▸ Aim
Quote the material exactly from the line that contains "Read out every word on this page." through its last line. Any pictures are to be left out.

▸ Exercise data
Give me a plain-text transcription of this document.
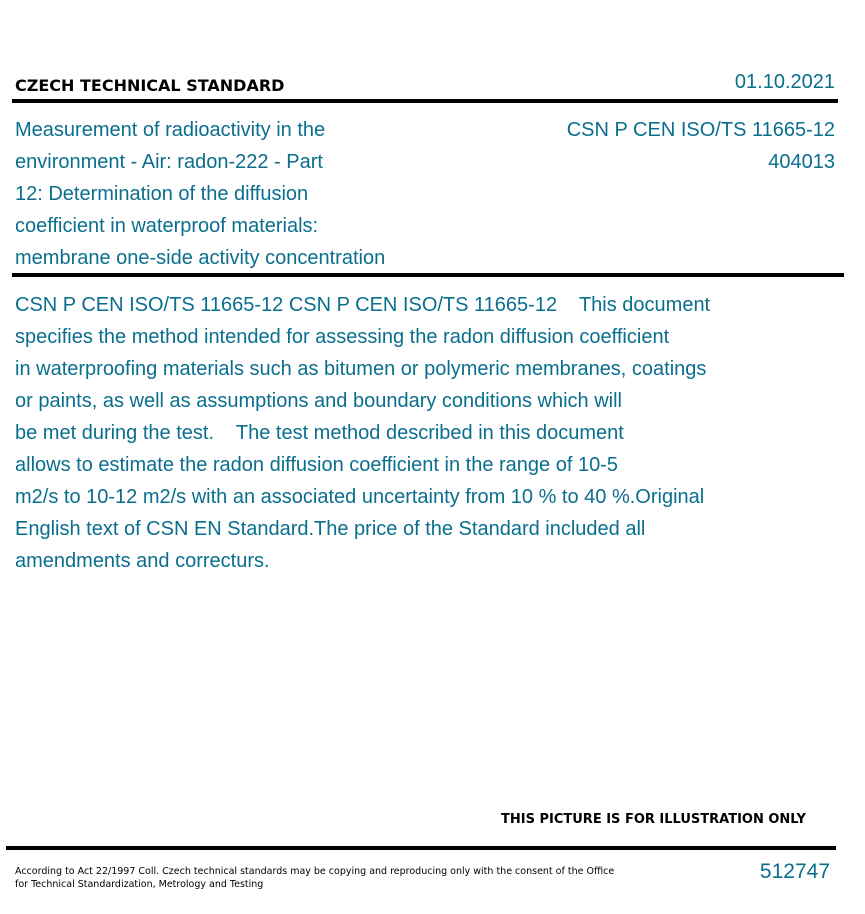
CZECH TECHNICAL STANDARD	01.10.2021
Measurement of radioactivity in the
environment - Air: radon-222 - Part
12: Determination of the diffusion
coefficient in waterproof materials:
membrane one-side activity concentration
CSN P CEN ISO/TS 11665-12
404013
CSN P CEN ISO/TS 11665-12 CSN P CEN ISO/TS 11665-12    This document
specifies the method intended for assessing the radon diffusion coefficient
in waterproofing materials such as bitumen or polymeric membranes, coatings
or paints, as well as assumptions and boundary conditions which will
be met during the test.    The test method described in this document
allows to estimate the radon diffusion coefficient in the range of 10-5
m2/s to 10-12 m2/s with an associated uncertainty from 10 % to 40 %.Original
English text of CSN EN Standard.The price of the Standard included all
amendments and correcturs.
THIS PICTURE IS FOR ILLUSTRATION ONLY
According to Act 22/1997 Coll. Czech technical standards may be copying and reproducing only with the consent of the Office
for Technical Standardization, Metrology and Testing
512747
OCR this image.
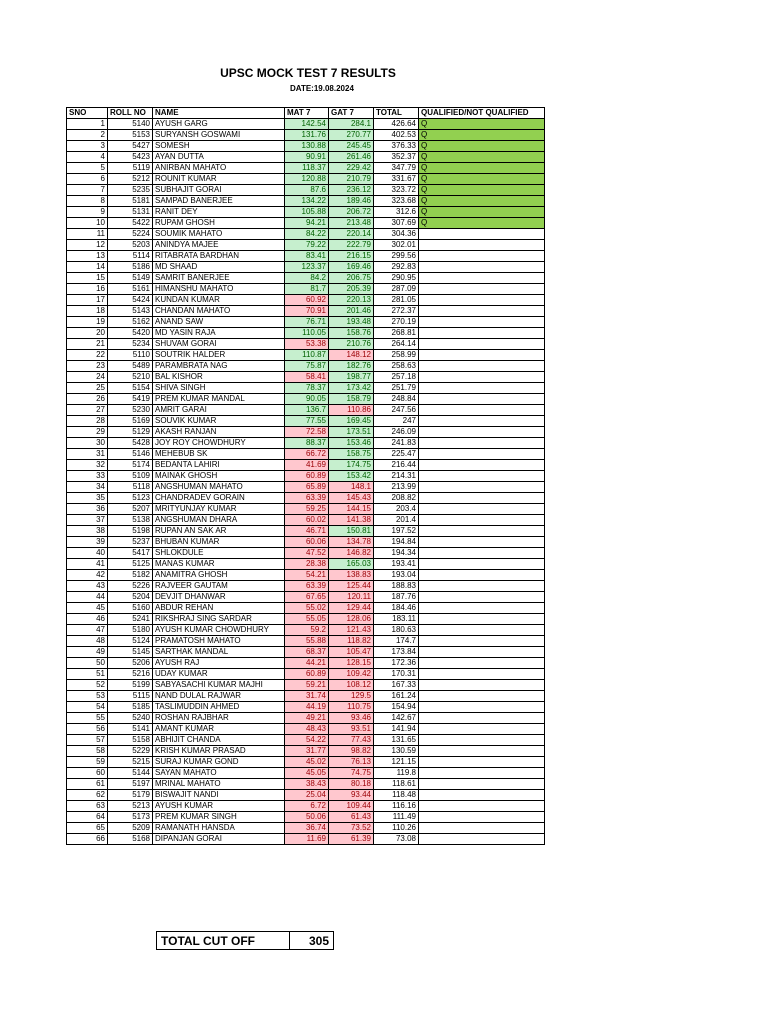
UPSC MOCK TEST 7 RESULTS
DATE:19.08.2024
SNO	ROLL NO	NAME	MAT 7	GAT 7	TOTAL	QUALIFIED/NOT QUALIFIED
1	5140	AYUSH GARG	142.54	284.1	426.64	Q
2	5153	SURYANSH GOSWAMI	131.76	270.77	402.53	Q
3	5427	SOMESH	130.88	245.45	376.33	Q
4	5423	AYAN DUTTA	90.91	261.46	352.37	Q
5	5119	ANIRBAN MAHATO	118.37	229.42	347.79	Q
6	5212	ROUNIT KUMAR	120.88	210.79	331.67	Q
7	5235	SUBHAJIT GORAI	87.6	236.12	323.72	Q
8	5181	SAMPAD BANERJEE	134.22	189.46	323.68	Q
9	5131	RANIT DEY	105.88	206.72	312.6	Q
10	5422	RUPAM GHOSH	94.21	213.48	307.69	Q
11	5224	SOUMIK MAHATO	84.22	220.14	304.36	
12	5203	ANINDYA MAJEE	79.22	222.79	302.01	
13	5114	RITABRATA BARDHAN	83.41	216.15	299.56	
14	5186	MD SHAAD	123.37	169.46	292.83	
15	5149	SAMRIT BANERJEE	84.2	206.75	290.95	
16	5161	HIMANSHU MAHATO	81.7	205.39	287.09	
17	5424	KUNDAN KUMAR	60.92	220.13	281.05	
18	5143	CHANDAN MAHATO	70.91	201.46	272.37	
19	5162	ANAND SAW	76.71	193.48	270.19	
20	5420	MD YASIN RAJA	110.05	158.76	268.81	
21	5234	SHUVAM GORAI	53.38	210.76	264.14	
22	5110	SOUTRIK HALDER	110.87	148.12	258.99	
23	5489	PARAMBRATA NAG	75.87	182.76	258.63	
24	5210	BAL KISHOR	58.41	198.77	257.18	
25	5154	SHIVA SINGH	78.37	173.42	251.79	
26	5419	PREM KUMAR MANDAL	90.05	158.79	248.84	
27	5230	AMRIT GARAI	136.7	110.86	247.56	
28	5169	SOUVIK KUMAR	77.55	169.45	247	
29	5129	AKASH RANJAN	72.58	173.51	246.09	
30	5428	JOY ROY CHOWDHURY	88.37	153.46	241.83	
31	5146	MEHEBUB SK	66.72	158.75	225.47	
32	5174	BEDANTA LAHIRI	41.69	174.75	216.44	
33	5109	MAINAK GHOSH	60.89	153.42	214.31	
34	5118	ANGSHUMAN MAHATO	65.89	148.1	213.99	
35	5123	CHANDRADEV GORAIN	63.39	145.43	208.82	
36	5207	MRITYUNJAY KUMAR	59.25	144.15	203.4	
37	5138	ANGSHUMAN DHARA	60.02	141.38	201.4	
38	5198	RUPAN AN SAK AR	46.71	150.81	197.52	
39	5237	BHUBAN KUMAR	60.06	134.78	194.84	
40	5417	SHLOKDULE	47.52	146.82	194.34	
41	5125	MANAS KUMAR	28.38	165.03	193.41	
42	5182	ANAMITRA GHOSH	54.21	138.83	193.04	
43	5226	RAJVEER GAUTAM	63.39	125.44	188.83	
44	5204	DEVJIT DHANWAR	67.65	120.11	187.76	
45	5160	ABDUR REHAN	55.02	129.44	184.46	
46	5241	RIKSHRAJ SING SARDAR	55.05	128.06	183.11	
47	5180	AYUSH KUMAR CHOWDHURY	59.2	121.43	180.63	
48	5124	PRAMATOSH MAHATO	55.88	118.82	174.7	
49	5145	SARTHAK MANDAL	68.37	105.47	173.84	
50	5206	AYUSH RAJ	44.21	128.15	172.36	
51	5216	UDAY KUMAR	60.89	109.42	170.31	
52	5199	SABYASACHI KUMAR MAJHI	59.21	108.12	167.33	
53	5115	NAND DULAL RAJWAR	31.74	129.5	161.24	
54	5185	TASLIMUDDIN AHMED	44.19	110.75	154.94	
55	5240	ROSHAN RAJBHAR	49.21	93.46	142.67	
56	5141	AMANT KUMAR	48.43	93.51	141.94	
57	5158	ABHIJIT CHANDA	54.22	77.43	131.65	
58	5229	KRISH KUMAR PRASAD	31.77	98.82	130.59	
59	5215	SURAJ KUMAR GOND	45.02	76.13	121.15	
60	5144	SAYAN MAHATO	45.05	74.75	119.8	
61	5197	MRINAL MAHATO	38.43	80.18	118.61	
62	5179	BISWAJIT NANDI	25.04	93.44	118.48	
63	5213	AYUSH KUMAR	6.72	109.44	116.16	
64	5173	PREM KUMAR SINGH	50.06	61.43	111.49	
65	5209	RAMANATH HANSDA	36.74	73.52	110.26	
66	5168	DIPANJAN GORAI	11.69	61.39	73.08	
TOTAL CUT OFF	305
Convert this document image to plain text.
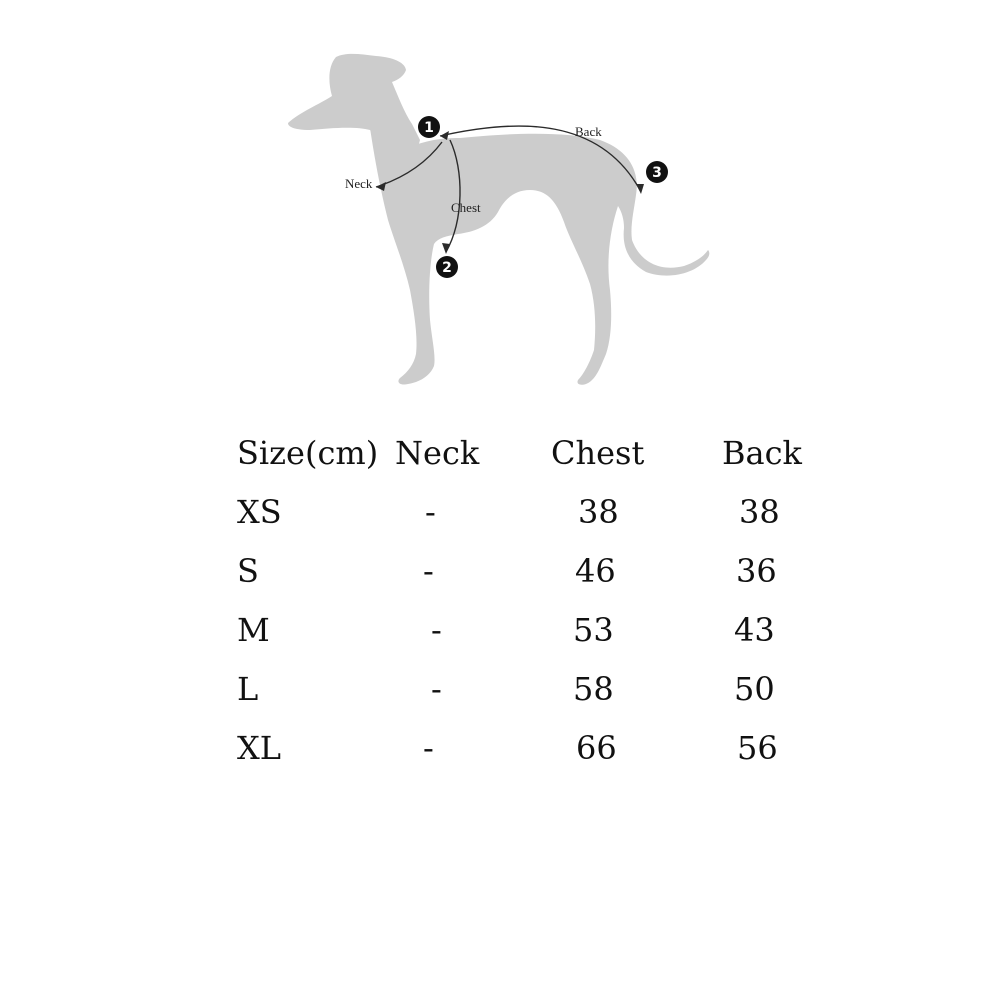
Neck
Chest
Back
1
2
3
Size(cm) Neck Chest Back
XS	-	38	38
S	-	46	36
M	-	53	43
L	-	58	50
XL	-	66	56
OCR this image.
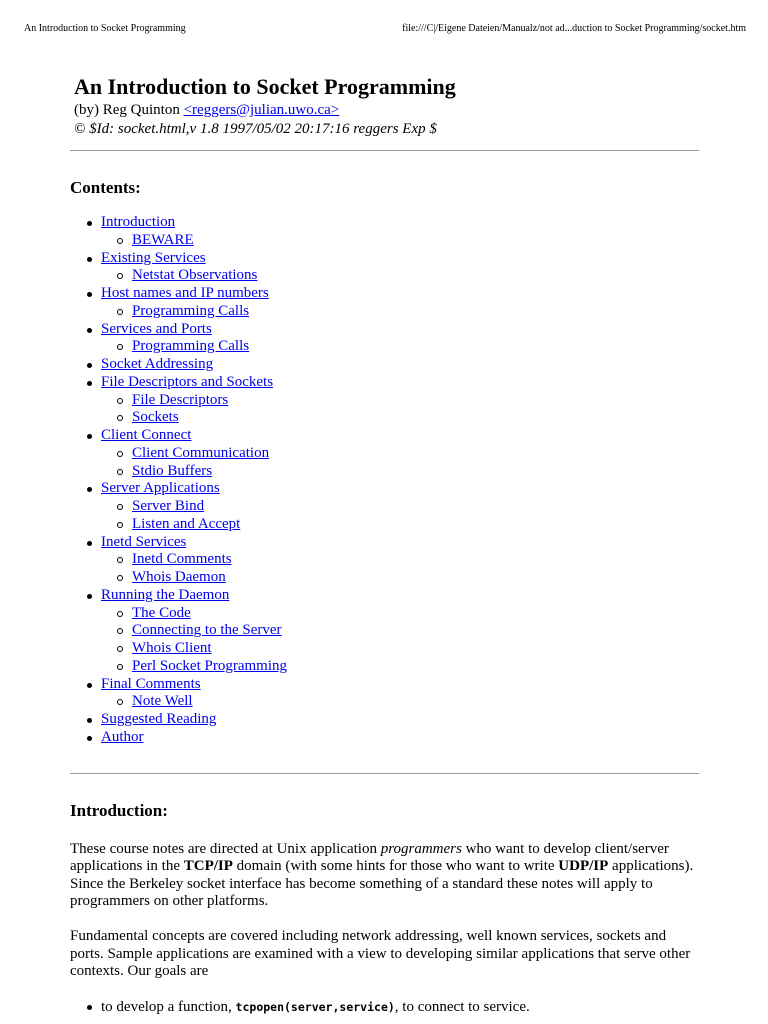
An Introduction to Socket Programming	file:///C|/Eigene Dateien/Manualz/not ad...duction to Socket Programming/socket.htm
An Introduction to Socket Programming
(by) Reg Quinton <reggers@julian.uwo.ca>
© $Id: socket.html,v 1.8 1997/05/02 20:17:16 reggers Exp $
Contents:
Introduction
BEWARE
Existing Services
Netstat Observations
Host names and IP numbers
Programming Calls
Services and Ports
Programming Calls
Socket Addressing
File Descriptors and Sockets
File Descriptors
Sockets
Client Connect
Client Communication
Stdio Buffers
Server Applications
Server Bind
Listen and Accept
Inetd Services
Inetd Comments
Whois Daemon
Running the Daemon
The Code
Connecting to the Server
Whois Client
Perl Socket Programming
Final Comments
Note Well
Suggested Reading
Author
Introduction:

These course notes are directed at Unix application programmers who want to develop client/server applications in the TCP/IP domain (with some hints for those who want to write UDP/IP applications). Since the Berkeley socket interface has become something of a standard these notes will apply to programmers on other platforms.

Fundamental concepts are covered including network addressing, well known services, sockets and ports. Sample applications are examined with a view to developing similar applications that serve other contexts. Our goals are

to develop a function, tcpopen(server,service), to connect to service.
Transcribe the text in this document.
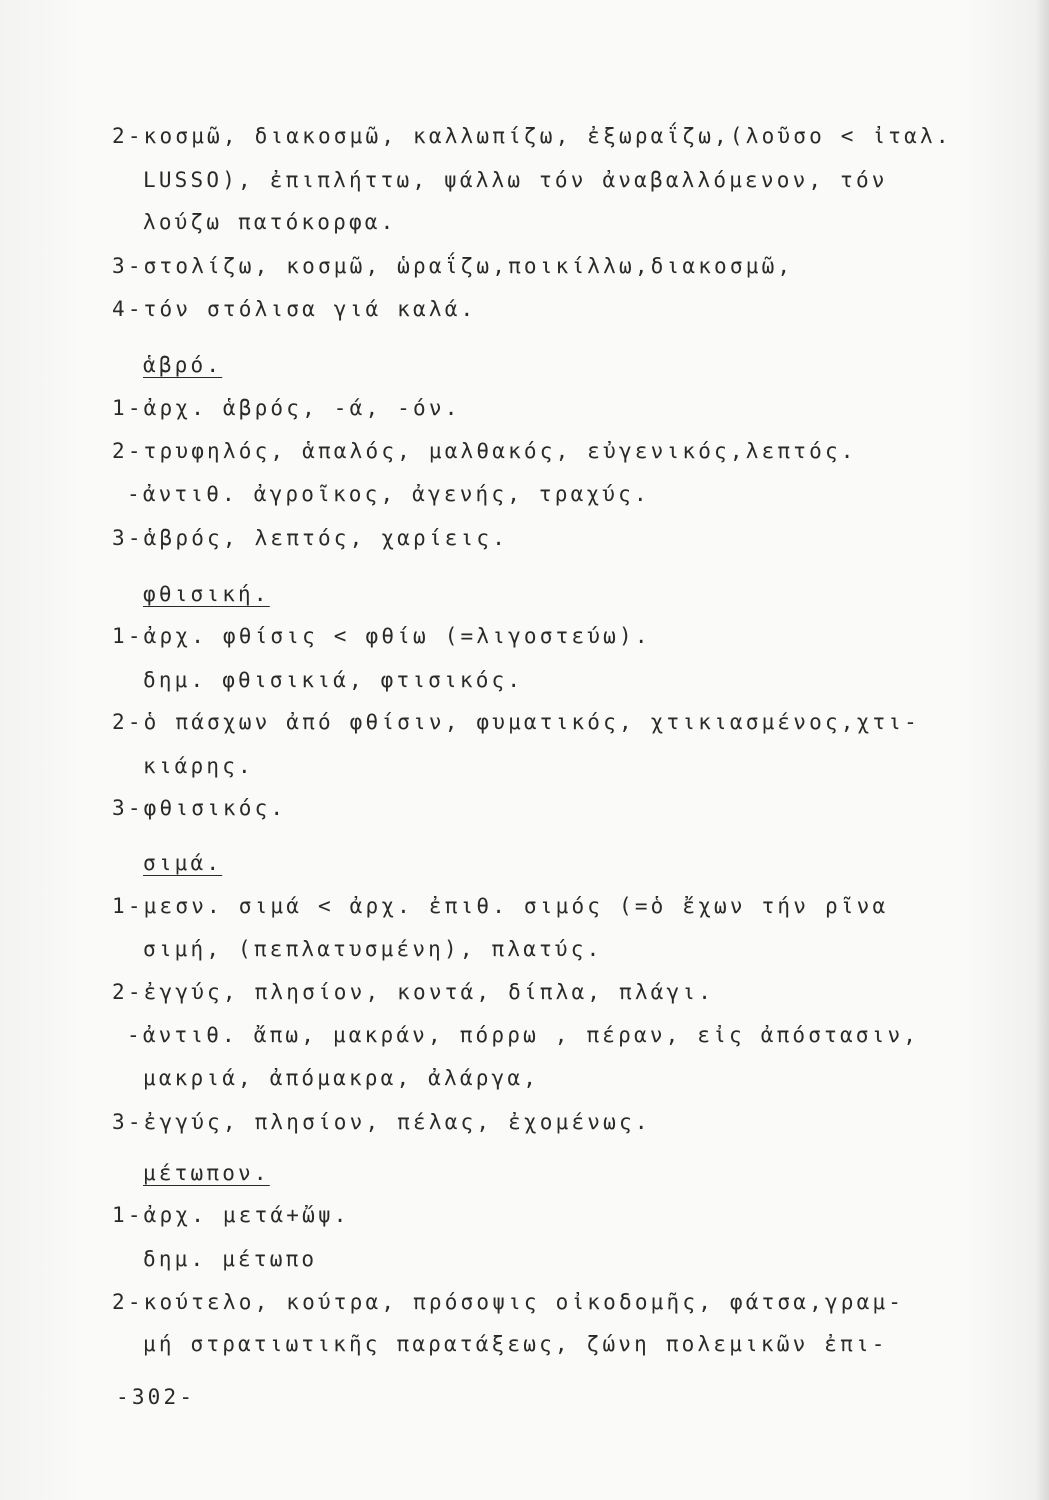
2-κοσμῶ, διακοσμῶ, καλλωπίζω, ἐξωραΐζω,(λοῦσο < ἰταλ.
LUSSO), ἐπιπλήττω, ψάλλω τόν ἀναβαλλόμενον, τόν
λούζω πατόκορφα.
3-στολίζω, κοσμῶ, ὡραΐζω,ποικίλλω,διακοσμῶ,
4-τόν στόλισα γιά καλά.
ἁβρό.
1-ἀρχ. ἁβρός, -ά, -όν.
2-τρυφηλός, ἁπαλός, μαλθακός, εὐγενικός,λεπτός.
-ἀντιθ. ἀγροῖκος, ἀγενής, τραχύς.
3-ἁβρός, λεπτός, χαρίεις.
φθισική.
1-ἀρχ. φθίσις < φθίω (=λιγοστεύω).
δημ. φθισικιά, φτισικός.
2-ὁ πάσχων ἀπό φθίσιν, φυματικός, χτικιασμένος,χτι-
κιάρης.
3-φθισικός.
σιμά.
1-μεσν. σιμά < ἀρχ. ἐπιθ. σιμός (=ὁ ἔχων τήν ρῖνα
σιμή, (πεπλατυσμένη), πλατύς.
2-ἐγγύς, πλησίον, κοντά, δίπλα, πλάγι.
-ἀντιθ. ἄπω, μακράν, πόρρω , πέραν, εἰς ἀπόστασιν,
μακριά, ἀπόμακρα, ἀλάργα,
3-ἐγγύς, πλησίον, πέλας, ἐχομένως.
μέτωπον.
1-ἀρχ. μετά+ὤψ.
δημ. μέτωπο
2-κούτελο, κούτρα, πρόσοψις οἰκοδομῆς, φάτσα,γραμ-
μή στρατιωτικῆς παρατάξεως, ζώνη πολεμικῶν ἐπι-
-302-
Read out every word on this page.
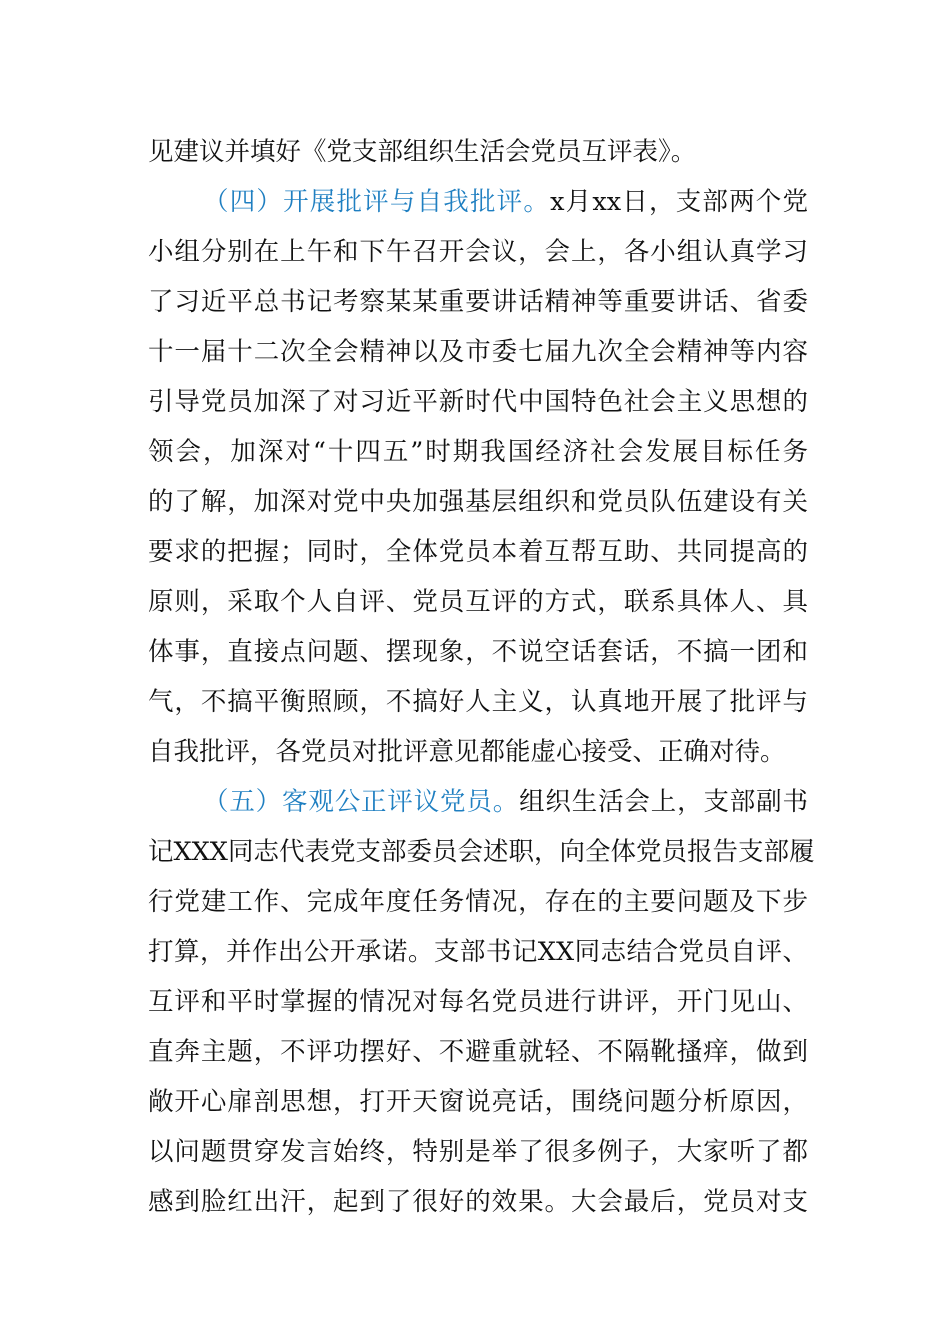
见建议并填好《党支部组织生活会党员互评表》。
（四）开展批评与自我批评。x月xx日，支部两个党
小组分别在上午和下午召开会议，会上，各小组认真学习
了习近平总书记考察某某重要讲话精神等重要讲话、省委
十一届十二次全会精神以及市委七届九次全会精神等内容
引导党员加深了对习近平新时代中国特色社会主义思想的
领会，加深对“十四五”时期我国经济社会发展目标任务
的了解，加深对党中央加强基层组织和党员队伍建设有关
要求的把握；同时，全体党员本着互帮互助、共同提高的
原则，采取个人自评、党员互评的方式，联系具体人、具
体事，直接点问题、摆现象，不说空话套话，不搞一团和
气，不搞平衡照顾，不搞好人主义，认真地开展了批评与
自我批评，各党员对批评意见都能虚心接受、正确对待。
（五）客观公正评议党员。组织生活会上，支部副书
记XXX同志代表党支部委员会述职，向全体党员报告支部履
行党建工作、完成年度任务情况，存在的主要问题及下步
打算，并作出公开承诺。支部书记XX同志结合党员自评、
互评和平时掌握的情况对每名党员进行讲评，开门见山、
直奔主题，不评功摆好、不避重就轻、不隔靴搔痒，做到
敞开心扉剖思想，打开天窗说亮话，围绕问题分析原因，
以问题贯穿发言始终，特别是举了很多例子，大家听了都
感到脸红出汗，起到了很好的效果。大会最后，党员对支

▸ Reply to the exercise
Read out every word on this page.
见建议并填好《党支部组织生活会党员互评表》。
（四）开展批评与自我批评。x月xx日，支部两个党
小组分别在上午和下午召开会议，会上，各小组认真学习
了习近平总书记考察某某重要讲话精神等重要讲话、省委
十一届十二次全会精神以及市委七届九次全会精神等内容
引导党员加深了对习近平新时代中国特色社会主义思想的
领会，加深对“十四五”时期我国经济社会发展目标任务
的了解，加深对党中央加强基层组织和党员队伍建设有关
要求的把握；同时，全体党员本着互帮互助、共同提高的
原则，采取个人自评、党员互评的方式，联系具体人、具
体事，直接点问题、摆现象，不说空话套话，不搞一团和
气，不搞平衡照顾，不搞好人主义，认真地开展了批评与
自我批评，各党员对批评意见都能虚心接受、正确对待。
（五）客观公正评议党员。组织生活会上，支部副书
记XXX同志代表党支部委员会述职，向全体党员报告支部履
行党建工作、完成年度任务情况，存在的主要问题及下步
打算，并作出公开承诺。支部书记XX同志结合党员自评、
互评和平时掌握的情况对每名党员进行讲评，开门见山、
直奔主题，不评功摆好、不避重就轻、不隔靴搔痒，做到
敞开心扉剖思想，打开天窗说亮话，围绕问题分析原因，
以问题贯穿发言始终，特别是举了很多例子，大家听了都
感到脸红出汗，起到了很好的效果。大会最后，党员对支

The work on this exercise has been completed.